OPINION23 August 2017

Why complex modelling is rubbish

Data analytics Opinion UK

In his second analytics blog, Ryan Howard argues that simpler models may be better than more complicated ones where insight is concerned.

I remember my first data model. I used LISREL. You start with a theoretical notion of how things ought to work and then you overlay data onto this blueprint. From here, you delve into the inter-relatedness of things, transported to a world where theory and data fit hand in glove.

Statisticians love Structural Equation Modelling (SEM). For most of us, it is where we fell in love with statistics. I’m certain that if there were an all-knowing omnipotent being, he, she or they would surely see the world as one big SEM. I wanted to build ever bigger and nuanced models, for I was in awe of its purity, logic and elegance. It was a dream from which I was so rudely awoken.

Within the realms of Employee Engagement Research, clean data and a set of widely accepted and strong theoretical underpinnings find SEM an evergreen technique. It however has become nothing more than an academic pursuit within wider market research, primarily for these two reasons:

  • survey data is unruly
  • SEM requires too much time, interpretation and creativity.

Fitting a large model onto survey responses is unforgiving. Pieces do not fall into place. Plainly put, while some adjacent pieces might lock together, the entire puzzle often refuses to sit on the same table.  Multicollinearity prevents this from happening. Results are not repeatable.  So wrapping the various elements of a model together requires some ‘latitude’. That is, modelling requires a series of judgement calls. This means that two individuals with the same data run the risk of producing different solutions depending on their personal approach, experience and interpretation. This is problematic, if not, commercially intolerable.

| TASKS AND EXERCISES |
1 > Please repeat the article on complex modelling word for word from "In his second" up to and including "hand in glove.".
2 > In the article on complex modelling, which software did the author use for a first data model?

| RECORDED INFORMATION |
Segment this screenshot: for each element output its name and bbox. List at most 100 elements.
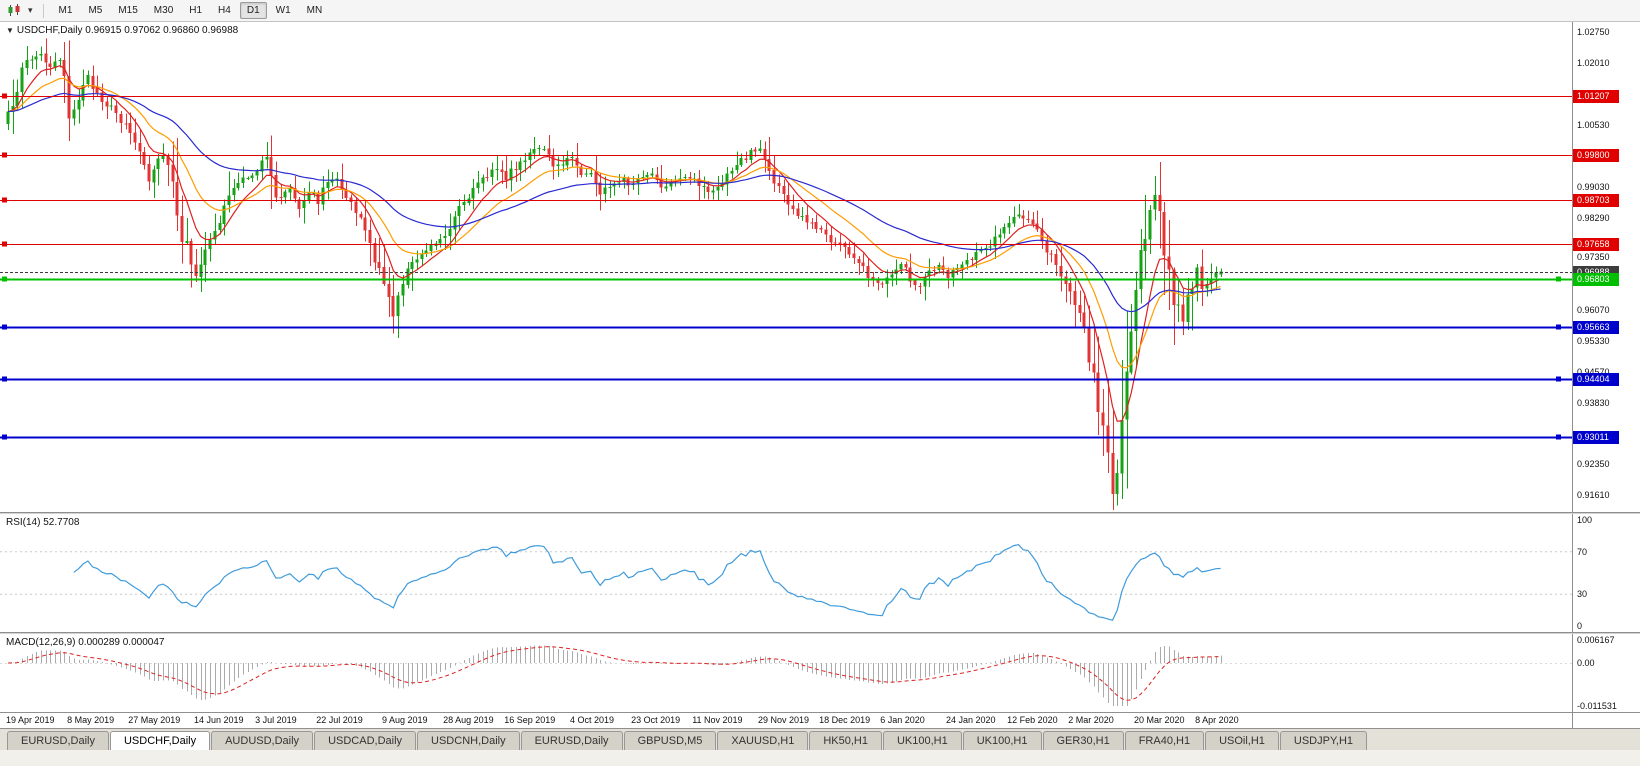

| ANSWERS FOR THIS EXERCISE |
1 >
In his second analytics blog, Ryan Howard argues that simpler models may be better than more complicated ones where insight is concerned.

I remember my first data model. I used LISREL. You start with a theoretical notion of how things ought to work and then you overlay data onto this blueprint. From here, you delve into the inter-relatedness of things, transported to a world where theory and data fit hand in glove.

2 > LISREL